> **Goal**:
All lines in the data bearing the string "label" should be identified and copied.

......

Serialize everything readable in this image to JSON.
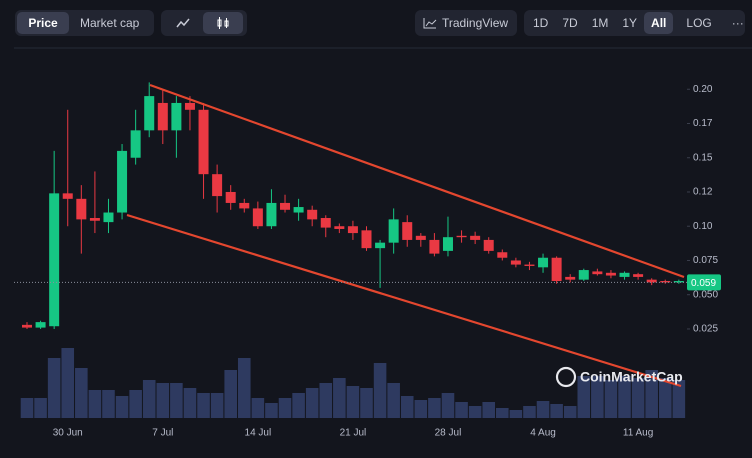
{
  "toolbar": {
    "tabs": [
      "Price",
      "Market cap"
    ],
    "tradingview": "TradingView",
    "ranges": [
      "1D",
      "7D",
      "1M",
      "1Y",
      "All"
    ],
    "log": "LOG",
    "more": "···"
  },
  "watermark": "CoinMarketCap",
  "chart_data": {
    "type": "candlestick",
    "categories": [
      null,
      null,
      null,
      "30 Jun",
      null,
      null,
      null,
      null,
      null,
      null,
      "7 Jul",
      null,
      null,
      null,
      null,
      null,
      null,
      "14 Jul",
      null,
      null,
      null,
      null,
      null,
      null,
      "21 Jul",
      null,
      null,
      null,
      null,
      null,
      null,
      "28 Jul",
      null,
      null,
      null,
      null,
      null,
      null,
      "4 Aug",
      null,
      null,
      null,
      null,
      null,
      null,
      "11 Aug",
      null,
      null,
      null
    ],
    "open": [
      0.028,
      0.026,
      0.027,
      0.124,
      0.12,
      0.106,
      0.103,
      0.11,
      0.15,
      0.17,
      0.19,
      0.17,
      0.19,
      0.185,
      0.138,
      0.125,
      0.117,
      0.113,
      0.1,
      0.117,
      0.11,
      0.112,
      0.106,
      0.1,
      0.1,
      0.097,
      0.084,
      0.088,
      0.103,
      0.093,
      0.09,
      0.082,
      0.093,
      0.093,
      0.09,
      0.081,
      0.075,
      0.072,
      0.07,
      0.077,
      0.063,
      0.061,
      0.067,
      0.066,
      0.063,
      0.065,
      0.061,
      0.06,
      0.059
    ],
    "high": [
      0.03,
      0.031,
      0.155,
      0.185,
      0.13,
      0.14,
      0.12,
      0.16,
      0.185,
      0.205,
      0.2,
      0.195,
      0.195,
      0.19,
      0.145,
      0.13,
      0.12,
      0.118,
      0.127,
      0.123,
      0.12,
      0.115,
      0.108,
      0.102,
      0.104,
      0.1,
      0.09,
      0.113,
      0.108,
      0.095,
      0.095,
      0.107,
      0.097,
      0.096,
      0.092,
      0.083,
      0.077,
      0.074,
      0.08,
      0.078,
      0.065,
      0.069,
      0.069,
      0.068,
      0.067,
      0.066,
      0.062,
      0.061,
      0.061
    ],
    "low": [
      0.025,
      0.025,
      0.025,
      0.1,
      0.08,
      0.095,
      0.095,
      0.105,
      0.145,
      0.165,
      0.16,
      0.15,
      0.17,
      0.12,
      0.11,
      0.112,
      0.11,
      0.098,
      0.098,
      0.11,
      0.104,
      0.1,
      0.092,
      0.095,
      0.09,
      0.082,
      0.055,
      0.08,
      0.085,
      0.085,
      0.078,
      0.078,
      0.088,
      0.087,
      0.08,
      0.075,
      0.07,
      0.068,
      0.066,
      0.058,
      0.059,
      0.06,
      0.064,
      0.062,
      0.061,
      0.061,
      0.057,
      0.058,
      0.058
    ],
    "close": [
      0.026,
      0.03,
      0.124,
      0.12,
      0.105,
      0.104,
      0.11,
      0.155,
      0.17,
      0.195,
      0.17,
      0.19,
      0.185,
      0.138,
      0.122,
      0.117,
      0.113,
      0.1,
      0.117,
      0.112,
      0.114,
      0.105,
      0.099,
      0.098,
      0.095,
      0.084,
      0.088,
      0.105,
      0.09,
      0.09,
      0.08,
      0.092,
      0.092,
      0.09,
      0.082,
      0.077,
      0.072,
      0.071,
      0.077,
      0.06,
      0.061,
      0.068,
      0.065,
      0.064,
      0.066,
      0.063,
      0.059,
      0.059,
      0.06
    ],
    "volumes": [
      20,
      20,
      60,
      70,
      50,
      28,
      28,
      22,
      28,
      38,
      35,
      35,
      30,
      25,
      25,
      48,
      60,
      20,
      15,
      20,
      25,
      30,
      35,
      40,
      32,
      30,
      55,
      35,
      22,
      18,
      20,
      25,
      16,
      12,
      16,
      10,
      8,
      12,
      17,
      14,
      12,
      42,
      42,
      38,
      42,
      40,
      48,
      40,
      38
    ],
    "up_color": "#16c784",
    "down_color": "#ea3943",
    "volume_color": "#2e3a60",
    "ylim": [
      -0.04,
      0.225
    ],
    "yticks": [
      {
        "value": 0.025,
        "label": "0.025"
      },
      {
        "value": 0.05,
        "label": "0.050"
      },
      {
        "value": 0.075,
        "label": "0.075"
      },
      {
        "value": 0.1,
        "label": "0.10"
      },
      {
        "value": 0.125,
        "label": "0.12"
      },
      {
        "value": 0.15,
        "label": "0.15"
      },
      {
        "value": 0.175,
        "label": "0.17"
      },
      {
        "value": 0.2,
        "label": "0.20"
      }
    ],
    "last_price": 0.059
  }
}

......

> **Completed exercise**:
        "label": "0.025"
        "label": "0.050"
        "label": "0.075"
        "label": "0.10"
        "label": "0.12"
        "label": "0.15"
        "label": "0.17"
        "label": "0.20"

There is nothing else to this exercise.